* TASK DIRECTIONS *
Pictures are not part of the copy; retype all the records below exactly.
Segment Start: GIVEN ENTRIES
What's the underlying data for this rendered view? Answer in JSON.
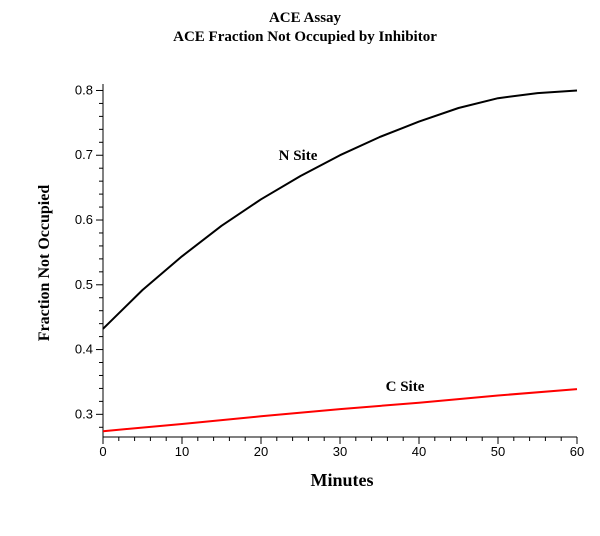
{
  "chart_data": {
    "type": "line",
    "title": "ACE Assay",
    "subtitle": "ACE Fraction Not Occupied by Inhibitor",
    "xlabel": "Minutes",
    "ylabel": "Fraction Not Occupied",
    "xlim": [
      0,
      60
    ],
    "ylim": [
      0.265,
      0.81
    ],
    "xticks": [
      0,
      10,
      20,
      30,
      40,
      50,
      60
    ],
    "yticks": [
      0.3,
      0.4,
      0.5,
      0.6,
      0.7,
      0.8
    ],
    "grid": false,
    "legend": "none",
    "series": [
      {
        "name": "N Site",
        "color": "#000000",
        "x": [
          0,
          5,
          10,
          15,
          20,
          25,
          30,
          35,
          40,
          45,
          50,
          55,
          60
        ],
        "y": [
          0.432,
          0.492,
          0.544,
          0.591,
          0.632,
          0.668,
          0.7,
          0.728,
          0.752,
          0.773,
          0.788,
          0.796,
          0.8
        ]
      },
      {
        "name": "C Site",
        "color": "#ff0000",
        "x": [
          0,
          10,
          20,
          30,
          40,
          50,
          60
        ],
        "y": [
          0.274,
          0.285,
          0.297,
          0.308,
          0.318,
          0.329,
          0.339
        ]
      }
    ]
  }
}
Segment End: GIVEN ENTRIES
* OUTPUT OF THE TASK *
What's the underlying data for this rendered view? Answer in JSON.
{
  "chart_data": {
    "type": "line",
    "title": "ACE Assay",
    "subtitle": "ACE Fraction Not Occupied by Inhibitor",
    "xlabel": "Minutes",
    "ylabel": "Fraction Not Occupied",
    "xlim": [
      0,
      60
    ],
    "ylim": [
      0.265,
      0.81
    ],
    "xticks": [
      0,
      10,
      20,
      30,
      40,
      50,
      60
    ],
    "yticks": [
      0.3,
      0.4,
      0.5,
      0.6,
      0.7,
      0.8
    ],
    "grid": false,
    "legend": "none",
    "series": [
      {
        "name": "N Site",
        "color": "#000000",
        "x": [
          0,
          5,
          10,
          15,
          20,
          25,
          30,
          35,
          40,
          45,
          50,
          55,
          60
        ],
        "y": [
          0.432,
          0.492,
          0.544,
          0.591,
          0.632,
          0.668,
          0.7,
          0.728,
          0.752,
          0.773,
          0.788,
          0.796,
          0.8
        ]
      },
      {
        "name": "C Site",
        "color": "#ff0000",
        "x": [
          0,
          10,
          20,
          30,
          40,
          50,
          60
        ],
        "y": [
          0.274,
          0.285,
          0.297,
          0.308,
          0.318,
          0.329,
          0.339
        ]
      }
    ]
  }
}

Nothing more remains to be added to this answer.